----- Extracted material

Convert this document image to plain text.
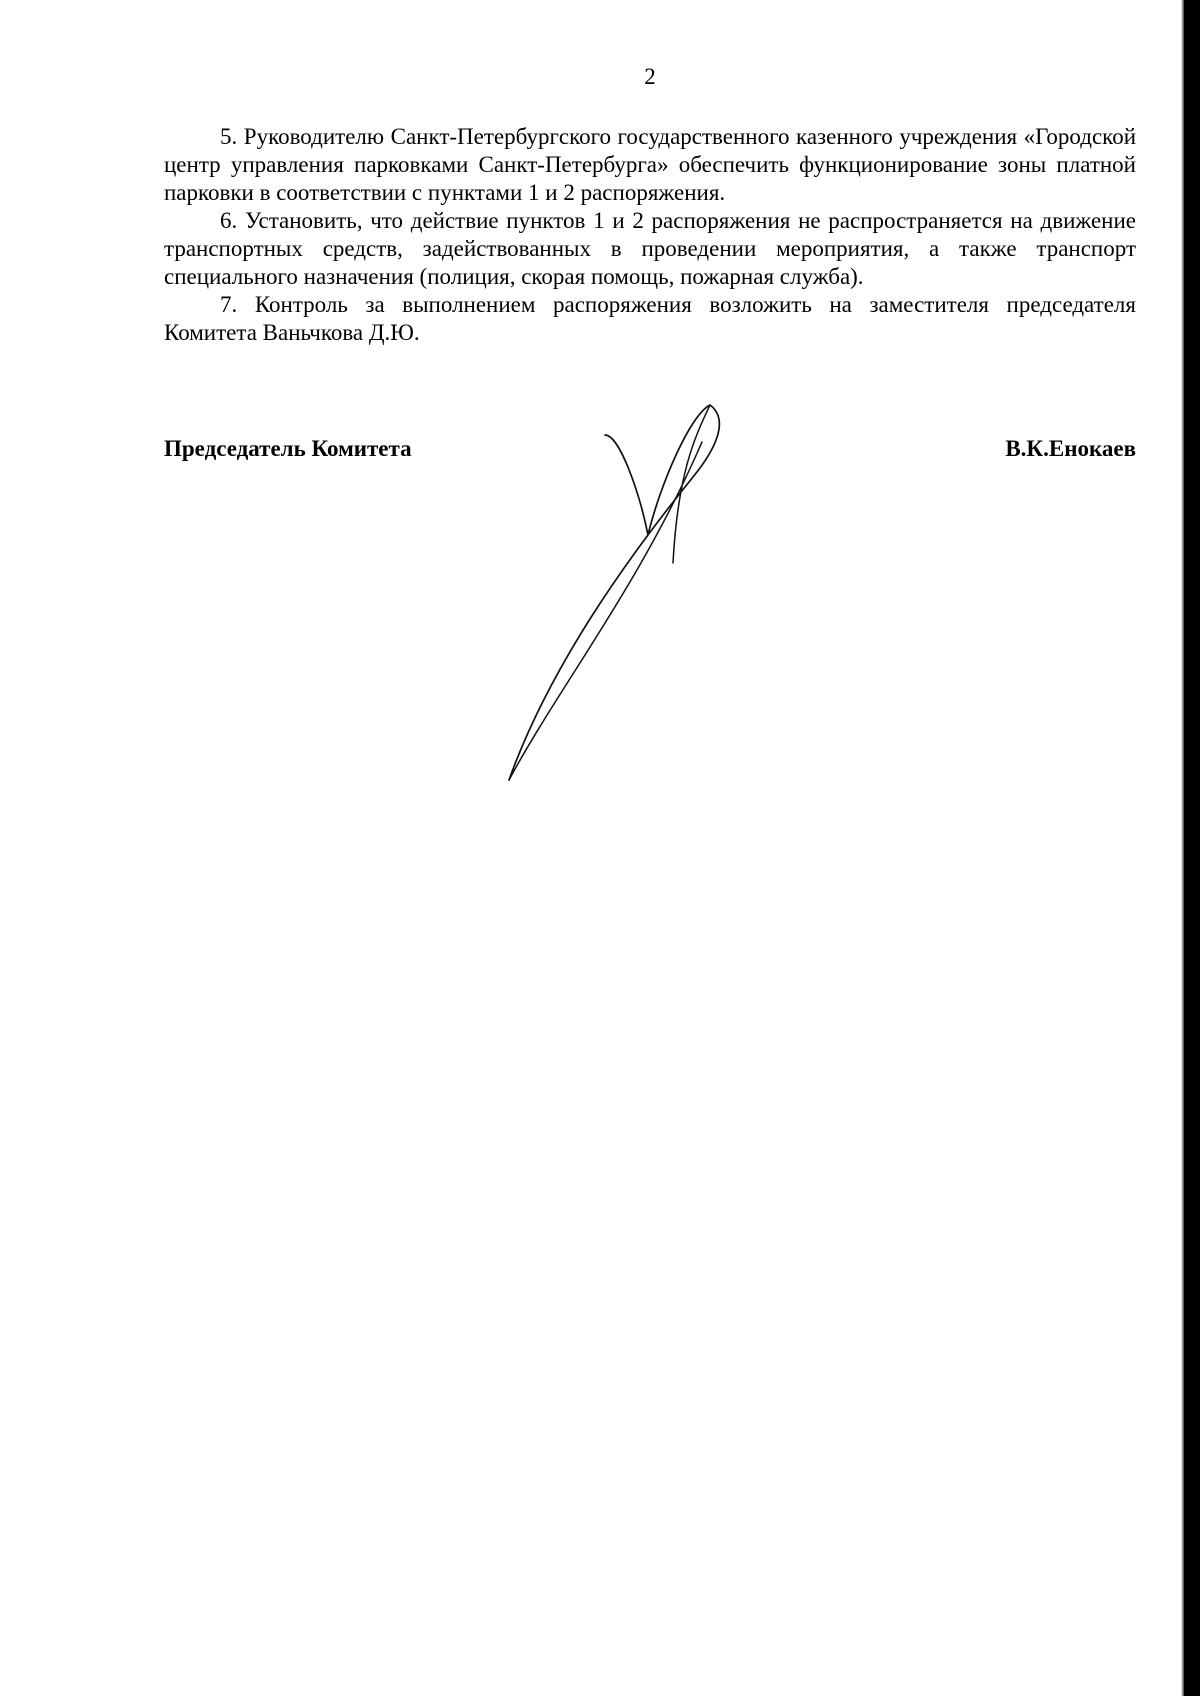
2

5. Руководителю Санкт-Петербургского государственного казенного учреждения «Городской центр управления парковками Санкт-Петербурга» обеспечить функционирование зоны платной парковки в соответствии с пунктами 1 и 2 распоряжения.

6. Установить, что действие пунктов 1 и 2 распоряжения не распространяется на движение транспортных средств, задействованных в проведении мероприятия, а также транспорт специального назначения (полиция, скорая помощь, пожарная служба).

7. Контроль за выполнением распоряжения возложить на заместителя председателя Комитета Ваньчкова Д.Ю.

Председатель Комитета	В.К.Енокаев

----------

Exercise brief: Give only the number of lines in the records that contain the string "Комитета".

Written solution: 2